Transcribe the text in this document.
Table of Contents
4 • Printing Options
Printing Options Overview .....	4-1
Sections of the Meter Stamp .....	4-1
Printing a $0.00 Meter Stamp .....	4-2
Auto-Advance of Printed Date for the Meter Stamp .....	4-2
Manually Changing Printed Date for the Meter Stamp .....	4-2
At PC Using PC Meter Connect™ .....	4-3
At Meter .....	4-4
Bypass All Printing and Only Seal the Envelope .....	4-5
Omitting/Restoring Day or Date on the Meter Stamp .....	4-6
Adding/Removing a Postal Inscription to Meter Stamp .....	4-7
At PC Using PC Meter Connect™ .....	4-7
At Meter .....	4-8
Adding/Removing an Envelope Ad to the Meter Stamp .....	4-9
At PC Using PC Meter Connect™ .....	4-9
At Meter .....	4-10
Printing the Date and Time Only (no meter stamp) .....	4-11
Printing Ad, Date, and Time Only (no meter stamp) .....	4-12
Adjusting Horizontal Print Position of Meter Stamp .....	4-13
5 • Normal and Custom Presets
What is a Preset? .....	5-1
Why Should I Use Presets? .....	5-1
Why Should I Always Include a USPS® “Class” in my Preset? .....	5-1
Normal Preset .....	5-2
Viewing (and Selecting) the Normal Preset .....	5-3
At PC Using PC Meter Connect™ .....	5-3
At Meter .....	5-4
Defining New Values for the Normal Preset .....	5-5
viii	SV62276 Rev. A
---
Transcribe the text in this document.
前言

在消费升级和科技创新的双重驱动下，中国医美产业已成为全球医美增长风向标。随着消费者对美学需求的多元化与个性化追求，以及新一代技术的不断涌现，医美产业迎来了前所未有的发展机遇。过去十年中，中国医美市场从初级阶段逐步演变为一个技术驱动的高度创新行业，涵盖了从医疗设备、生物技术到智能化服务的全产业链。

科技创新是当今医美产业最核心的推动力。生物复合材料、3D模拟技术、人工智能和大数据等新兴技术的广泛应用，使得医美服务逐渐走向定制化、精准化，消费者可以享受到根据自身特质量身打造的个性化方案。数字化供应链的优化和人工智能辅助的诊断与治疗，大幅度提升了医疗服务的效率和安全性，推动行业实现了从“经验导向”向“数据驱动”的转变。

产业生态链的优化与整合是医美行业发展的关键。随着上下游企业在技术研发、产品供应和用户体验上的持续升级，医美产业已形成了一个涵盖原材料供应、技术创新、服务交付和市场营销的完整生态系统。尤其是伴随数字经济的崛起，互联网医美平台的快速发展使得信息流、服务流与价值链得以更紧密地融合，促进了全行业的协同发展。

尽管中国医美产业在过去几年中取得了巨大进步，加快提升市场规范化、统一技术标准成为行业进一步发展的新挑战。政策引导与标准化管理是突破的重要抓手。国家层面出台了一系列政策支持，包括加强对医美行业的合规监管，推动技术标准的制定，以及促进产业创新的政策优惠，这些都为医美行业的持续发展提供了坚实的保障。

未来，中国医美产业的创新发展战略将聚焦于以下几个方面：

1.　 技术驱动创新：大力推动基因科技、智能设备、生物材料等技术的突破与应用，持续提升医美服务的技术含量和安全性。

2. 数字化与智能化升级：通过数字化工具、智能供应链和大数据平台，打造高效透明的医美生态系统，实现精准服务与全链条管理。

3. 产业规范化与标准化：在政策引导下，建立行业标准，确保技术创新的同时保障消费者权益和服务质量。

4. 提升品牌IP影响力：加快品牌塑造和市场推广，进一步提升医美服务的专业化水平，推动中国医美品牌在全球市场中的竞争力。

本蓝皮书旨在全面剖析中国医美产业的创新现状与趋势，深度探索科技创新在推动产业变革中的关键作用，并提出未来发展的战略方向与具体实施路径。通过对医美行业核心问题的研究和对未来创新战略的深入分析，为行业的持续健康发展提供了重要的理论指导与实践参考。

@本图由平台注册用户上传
--
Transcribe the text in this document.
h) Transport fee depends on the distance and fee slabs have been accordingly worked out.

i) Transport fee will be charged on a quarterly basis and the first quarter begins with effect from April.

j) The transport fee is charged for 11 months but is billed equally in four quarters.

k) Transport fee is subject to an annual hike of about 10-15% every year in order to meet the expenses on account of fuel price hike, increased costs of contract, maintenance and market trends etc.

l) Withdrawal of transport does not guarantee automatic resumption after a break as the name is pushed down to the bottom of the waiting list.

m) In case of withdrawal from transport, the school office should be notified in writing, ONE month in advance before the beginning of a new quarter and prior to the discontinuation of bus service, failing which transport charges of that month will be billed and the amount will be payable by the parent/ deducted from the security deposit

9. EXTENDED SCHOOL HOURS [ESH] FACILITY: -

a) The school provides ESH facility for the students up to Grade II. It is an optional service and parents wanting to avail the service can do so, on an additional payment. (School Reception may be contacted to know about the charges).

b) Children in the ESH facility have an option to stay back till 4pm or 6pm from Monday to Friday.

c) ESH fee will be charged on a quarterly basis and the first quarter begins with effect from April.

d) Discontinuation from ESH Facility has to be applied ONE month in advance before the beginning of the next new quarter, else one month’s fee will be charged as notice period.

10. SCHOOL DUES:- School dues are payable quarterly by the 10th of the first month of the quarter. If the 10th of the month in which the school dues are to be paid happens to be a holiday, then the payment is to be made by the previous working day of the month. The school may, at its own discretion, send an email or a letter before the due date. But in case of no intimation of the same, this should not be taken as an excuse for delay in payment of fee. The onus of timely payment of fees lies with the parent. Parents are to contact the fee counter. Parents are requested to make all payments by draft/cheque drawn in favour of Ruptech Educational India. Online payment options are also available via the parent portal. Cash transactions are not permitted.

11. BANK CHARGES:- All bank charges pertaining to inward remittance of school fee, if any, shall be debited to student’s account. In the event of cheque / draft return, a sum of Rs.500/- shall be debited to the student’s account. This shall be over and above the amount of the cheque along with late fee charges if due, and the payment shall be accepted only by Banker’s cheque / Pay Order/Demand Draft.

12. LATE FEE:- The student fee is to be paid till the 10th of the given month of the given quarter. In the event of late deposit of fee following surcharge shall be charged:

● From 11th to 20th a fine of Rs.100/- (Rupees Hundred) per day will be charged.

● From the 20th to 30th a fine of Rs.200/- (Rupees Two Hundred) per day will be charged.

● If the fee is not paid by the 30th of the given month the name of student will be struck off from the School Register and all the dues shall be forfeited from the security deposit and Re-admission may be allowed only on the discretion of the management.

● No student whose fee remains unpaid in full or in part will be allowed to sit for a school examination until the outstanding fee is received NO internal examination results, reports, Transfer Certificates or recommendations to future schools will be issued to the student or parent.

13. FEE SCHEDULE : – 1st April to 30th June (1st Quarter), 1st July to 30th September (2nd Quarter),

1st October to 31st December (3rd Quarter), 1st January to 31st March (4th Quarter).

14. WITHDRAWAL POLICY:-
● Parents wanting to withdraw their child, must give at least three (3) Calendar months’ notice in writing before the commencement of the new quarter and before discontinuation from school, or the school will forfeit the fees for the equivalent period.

◆ WRITTEN PROBLEM ◆
Which lines in the data above contain "Using"? Show each one.

◆ FINISHED EXERCISE ◆
At PC Using PC Meter Connect™ .....	4-3
At PC Using PC Meter Connect™ .....	4-7
At PC Using PC Meter Connect™ .....	4-9
At PC Using PC Meter Connect™ .....	5-3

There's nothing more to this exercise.